• **Problem statement**
Leaving out the pictures, transcribe all of the records faithfully.

• **Exercise material**
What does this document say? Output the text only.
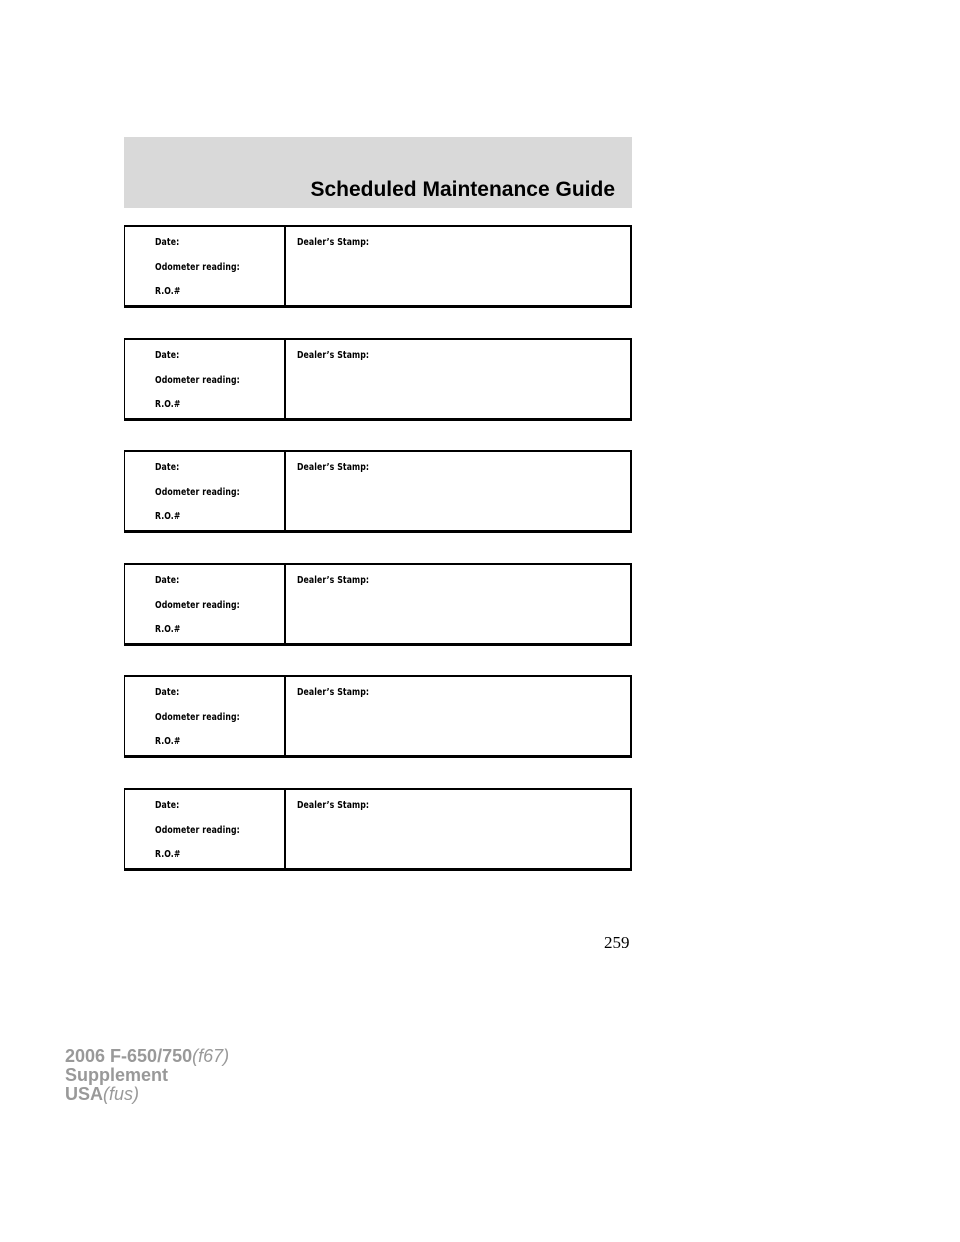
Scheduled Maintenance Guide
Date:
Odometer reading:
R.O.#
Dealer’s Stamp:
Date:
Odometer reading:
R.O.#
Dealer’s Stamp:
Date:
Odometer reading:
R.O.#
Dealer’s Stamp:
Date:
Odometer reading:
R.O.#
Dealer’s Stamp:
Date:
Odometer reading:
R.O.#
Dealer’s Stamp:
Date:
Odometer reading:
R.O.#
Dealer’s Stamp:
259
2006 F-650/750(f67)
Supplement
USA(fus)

• **Solution for this task**
What does this document say? Output the text only.
Scheduled Maintenance Guide
Date:
Odometer reading:
R.O.#
Dealer’s Stamp:
Date:
Odometer reading:
R.O.#
Dealer’s Stamp:
Date:
Odometer reading:
R.O.#
Dealer’s Stamp:
Date:
Odometer reading:
R.O.#
Dealer’s Stamp:
Date:
Odometer reading:
R.O.#
Dealer’s Stamp:
Date:
Odometer reading:
R.O.#
Dealer’s Stamp:
259
2006 F-650/750(f67)
Supplement
USA(fus)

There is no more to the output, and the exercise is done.